(Stored items)
— begin —

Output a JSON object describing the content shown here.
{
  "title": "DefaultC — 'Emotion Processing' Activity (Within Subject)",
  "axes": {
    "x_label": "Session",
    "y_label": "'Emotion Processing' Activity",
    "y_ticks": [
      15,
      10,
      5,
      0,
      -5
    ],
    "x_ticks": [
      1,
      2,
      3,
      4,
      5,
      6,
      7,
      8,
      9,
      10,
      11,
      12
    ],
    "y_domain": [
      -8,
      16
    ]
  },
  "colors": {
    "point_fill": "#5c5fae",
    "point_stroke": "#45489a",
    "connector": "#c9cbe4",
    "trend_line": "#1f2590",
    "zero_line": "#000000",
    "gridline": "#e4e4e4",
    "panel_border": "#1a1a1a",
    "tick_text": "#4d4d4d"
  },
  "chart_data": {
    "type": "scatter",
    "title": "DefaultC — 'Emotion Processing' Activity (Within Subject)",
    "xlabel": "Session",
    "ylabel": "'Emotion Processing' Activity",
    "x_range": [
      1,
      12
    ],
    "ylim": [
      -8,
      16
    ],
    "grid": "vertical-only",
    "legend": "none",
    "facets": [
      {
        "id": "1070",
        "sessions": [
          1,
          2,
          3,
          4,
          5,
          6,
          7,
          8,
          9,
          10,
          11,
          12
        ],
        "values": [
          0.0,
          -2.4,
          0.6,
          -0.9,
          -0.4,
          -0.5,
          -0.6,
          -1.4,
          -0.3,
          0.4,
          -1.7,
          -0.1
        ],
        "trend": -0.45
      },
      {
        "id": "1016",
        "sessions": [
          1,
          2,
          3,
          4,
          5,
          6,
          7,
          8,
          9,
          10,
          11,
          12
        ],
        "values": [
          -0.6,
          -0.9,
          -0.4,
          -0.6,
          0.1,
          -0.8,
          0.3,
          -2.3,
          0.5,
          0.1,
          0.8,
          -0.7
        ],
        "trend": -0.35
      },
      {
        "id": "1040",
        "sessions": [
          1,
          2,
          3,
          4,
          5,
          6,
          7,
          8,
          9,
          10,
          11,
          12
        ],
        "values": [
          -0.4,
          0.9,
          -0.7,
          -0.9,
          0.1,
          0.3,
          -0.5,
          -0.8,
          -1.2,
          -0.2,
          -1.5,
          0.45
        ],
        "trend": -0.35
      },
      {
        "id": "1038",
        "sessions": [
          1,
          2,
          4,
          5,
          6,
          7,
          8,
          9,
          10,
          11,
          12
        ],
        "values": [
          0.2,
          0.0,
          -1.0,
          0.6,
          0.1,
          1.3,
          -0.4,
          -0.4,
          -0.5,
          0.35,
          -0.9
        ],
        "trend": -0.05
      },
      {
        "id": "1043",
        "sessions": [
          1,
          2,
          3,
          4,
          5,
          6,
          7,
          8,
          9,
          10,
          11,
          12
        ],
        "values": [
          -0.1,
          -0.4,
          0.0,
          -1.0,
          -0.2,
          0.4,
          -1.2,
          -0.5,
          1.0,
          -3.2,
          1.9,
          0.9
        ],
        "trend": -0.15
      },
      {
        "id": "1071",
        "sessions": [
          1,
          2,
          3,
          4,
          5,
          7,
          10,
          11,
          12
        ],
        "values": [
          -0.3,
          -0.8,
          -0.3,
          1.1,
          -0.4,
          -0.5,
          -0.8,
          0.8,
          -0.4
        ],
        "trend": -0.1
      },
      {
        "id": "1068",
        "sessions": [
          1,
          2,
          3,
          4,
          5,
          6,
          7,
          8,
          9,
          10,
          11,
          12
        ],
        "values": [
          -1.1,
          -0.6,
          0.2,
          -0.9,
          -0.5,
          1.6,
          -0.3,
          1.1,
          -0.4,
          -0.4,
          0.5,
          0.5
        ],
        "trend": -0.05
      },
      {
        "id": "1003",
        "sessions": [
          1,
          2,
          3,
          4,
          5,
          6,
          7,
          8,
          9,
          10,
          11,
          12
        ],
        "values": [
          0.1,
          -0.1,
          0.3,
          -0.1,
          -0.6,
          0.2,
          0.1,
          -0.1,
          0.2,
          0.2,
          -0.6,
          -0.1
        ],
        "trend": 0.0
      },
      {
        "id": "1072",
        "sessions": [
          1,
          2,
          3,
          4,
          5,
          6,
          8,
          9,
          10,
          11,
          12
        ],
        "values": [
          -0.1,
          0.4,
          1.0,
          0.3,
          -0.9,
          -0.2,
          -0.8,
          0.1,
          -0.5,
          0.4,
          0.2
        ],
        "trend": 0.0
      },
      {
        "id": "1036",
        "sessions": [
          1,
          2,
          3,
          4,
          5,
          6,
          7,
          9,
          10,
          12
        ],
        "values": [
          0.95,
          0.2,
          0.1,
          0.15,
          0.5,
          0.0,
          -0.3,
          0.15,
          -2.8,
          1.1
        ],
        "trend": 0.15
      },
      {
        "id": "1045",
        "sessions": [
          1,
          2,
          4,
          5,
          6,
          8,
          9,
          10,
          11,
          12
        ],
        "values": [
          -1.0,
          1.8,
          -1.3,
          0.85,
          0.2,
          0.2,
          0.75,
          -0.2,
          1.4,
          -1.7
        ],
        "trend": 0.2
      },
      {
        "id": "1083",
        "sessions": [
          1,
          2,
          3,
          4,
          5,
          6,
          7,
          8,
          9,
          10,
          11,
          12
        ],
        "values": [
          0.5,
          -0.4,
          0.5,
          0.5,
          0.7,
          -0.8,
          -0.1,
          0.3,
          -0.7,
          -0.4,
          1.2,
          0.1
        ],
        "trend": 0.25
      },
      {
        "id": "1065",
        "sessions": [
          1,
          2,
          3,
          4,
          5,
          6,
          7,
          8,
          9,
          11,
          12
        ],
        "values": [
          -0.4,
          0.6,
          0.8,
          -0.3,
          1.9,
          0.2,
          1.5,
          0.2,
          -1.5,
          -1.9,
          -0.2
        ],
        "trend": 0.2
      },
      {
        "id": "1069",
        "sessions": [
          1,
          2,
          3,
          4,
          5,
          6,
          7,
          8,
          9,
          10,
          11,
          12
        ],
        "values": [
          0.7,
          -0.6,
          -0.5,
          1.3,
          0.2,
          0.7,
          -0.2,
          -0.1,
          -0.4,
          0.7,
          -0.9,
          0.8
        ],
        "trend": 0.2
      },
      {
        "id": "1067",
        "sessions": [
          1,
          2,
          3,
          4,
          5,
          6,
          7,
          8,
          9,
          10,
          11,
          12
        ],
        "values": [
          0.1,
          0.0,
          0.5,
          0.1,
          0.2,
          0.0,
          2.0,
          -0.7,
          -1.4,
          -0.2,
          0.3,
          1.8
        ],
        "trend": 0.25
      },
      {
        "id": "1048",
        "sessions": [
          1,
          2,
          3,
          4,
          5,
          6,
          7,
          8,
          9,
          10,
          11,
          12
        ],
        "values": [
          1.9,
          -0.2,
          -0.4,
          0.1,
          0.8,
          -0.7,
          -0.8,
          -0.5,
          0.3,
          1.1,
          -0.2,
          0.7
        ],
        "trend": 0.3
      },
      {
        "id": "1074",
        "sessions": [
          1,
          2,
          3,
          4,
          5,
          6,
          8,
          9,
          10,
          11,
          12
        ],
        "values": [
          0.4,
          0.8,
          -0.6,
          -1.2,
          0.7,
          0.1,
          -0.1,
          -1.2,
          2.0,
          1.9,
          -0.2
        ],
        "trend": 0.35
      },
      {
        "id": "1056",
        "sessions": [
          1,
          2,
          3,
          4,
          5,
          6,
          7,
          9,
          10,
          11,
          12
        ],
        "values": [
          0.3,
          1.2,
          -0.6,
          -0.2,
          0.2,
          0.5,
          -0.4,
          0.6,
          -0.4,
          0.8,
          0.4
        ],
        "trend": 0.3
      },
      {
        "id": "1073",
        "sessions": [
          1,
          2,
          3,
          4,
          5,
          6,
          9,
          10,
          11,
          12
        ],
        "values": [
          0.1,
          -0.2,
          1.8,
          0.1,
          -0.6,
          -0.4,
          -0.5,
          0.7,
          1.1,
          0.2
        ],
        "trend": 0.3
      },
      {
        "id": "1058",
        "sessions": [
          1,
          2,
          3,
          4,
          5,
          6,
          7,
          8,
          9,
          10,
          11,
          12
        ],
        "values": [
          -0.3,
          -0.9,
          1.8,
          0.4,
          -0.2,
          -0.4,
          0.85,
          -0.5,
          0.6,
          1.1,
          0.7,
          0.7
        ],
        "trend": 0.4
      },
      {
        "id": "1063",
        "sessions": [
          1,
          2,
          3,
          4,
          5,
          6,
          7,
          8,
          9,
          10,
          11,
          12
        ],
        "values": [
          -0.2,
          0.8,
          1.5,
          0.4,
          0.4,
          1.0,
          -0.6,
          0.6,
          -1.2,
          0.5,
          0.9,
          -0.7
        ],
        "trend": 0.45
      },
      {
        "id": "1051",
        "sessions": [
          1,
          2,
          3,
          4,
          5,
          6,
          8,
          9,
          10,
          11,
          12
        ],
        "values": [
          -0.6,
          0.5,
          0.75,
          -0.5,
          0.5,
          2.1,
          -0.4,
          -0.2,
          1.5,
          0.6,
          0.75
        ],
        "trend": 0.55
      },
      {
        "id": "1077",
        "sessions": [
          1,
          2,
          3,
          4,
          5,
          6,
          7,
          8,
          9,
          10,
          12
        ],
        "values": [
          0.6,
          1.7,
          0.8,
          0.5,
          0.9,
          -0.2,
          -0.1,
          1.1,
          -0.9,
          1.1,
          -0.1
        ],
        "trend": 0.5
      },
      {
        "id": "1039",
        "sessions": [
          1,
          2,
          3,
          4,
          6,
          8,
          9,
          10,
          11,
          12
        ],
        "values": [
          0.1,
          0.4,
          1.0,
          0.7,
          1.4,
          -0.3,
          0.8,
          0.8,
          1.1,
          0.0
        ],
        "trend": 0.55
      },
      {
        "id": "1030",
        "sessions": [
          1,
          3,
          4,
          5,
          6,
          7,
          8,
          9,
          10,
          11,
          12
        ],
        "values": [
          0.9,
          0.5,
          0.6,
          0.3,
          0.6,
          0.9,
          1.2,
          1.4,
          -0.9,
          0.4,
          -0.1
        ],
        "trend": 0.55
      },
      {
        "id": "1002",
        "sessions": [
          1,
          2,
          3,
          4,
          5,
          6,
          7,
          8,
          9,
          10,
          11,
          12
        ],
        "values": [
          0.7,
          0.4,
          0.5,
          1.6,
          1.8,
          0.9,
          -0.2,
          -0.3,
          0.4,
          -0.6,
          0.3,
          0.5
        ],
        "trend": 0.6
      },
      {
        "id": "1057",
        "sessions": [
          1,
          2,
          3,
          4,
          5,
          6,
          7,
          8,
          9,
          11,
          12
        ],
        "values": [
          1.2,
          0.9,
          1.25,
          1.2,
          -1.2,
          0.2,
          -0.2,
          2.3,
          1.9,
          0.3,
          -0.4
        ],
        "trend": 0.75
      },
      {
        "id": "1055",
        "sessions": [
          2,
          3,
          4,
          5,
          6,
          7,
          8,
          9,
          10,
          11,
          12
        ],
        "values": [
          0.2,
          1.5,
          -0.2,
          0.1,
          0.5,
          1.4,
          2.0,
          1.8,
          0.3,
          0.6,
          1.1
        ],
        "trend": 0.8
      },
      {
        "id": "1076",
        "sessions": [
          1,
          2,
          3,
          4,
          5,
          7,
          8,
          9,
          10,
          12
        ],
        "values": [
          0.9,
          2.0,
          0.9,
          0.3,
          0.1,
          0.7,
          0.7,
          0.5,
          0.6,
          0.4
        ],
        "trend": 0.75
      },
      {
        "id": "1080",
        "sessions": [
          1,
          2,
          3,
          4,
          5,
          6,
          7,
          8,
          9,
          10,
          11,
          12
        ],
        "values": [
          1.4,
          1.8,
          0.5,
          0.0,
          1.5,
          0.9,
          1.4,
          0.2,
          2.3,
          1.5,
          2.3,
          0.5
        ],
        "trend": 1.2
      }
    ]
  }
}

— end —

# [Do this]
Note each line of the entries that has "title" in it, and copy those lines.

# [Full answer]
  "title": "DefaultC — 'Emotion Processing' Activity (Within Subject)",
    "title": "DefaultC — 'Emotion Processing' Activity (Within Subject)",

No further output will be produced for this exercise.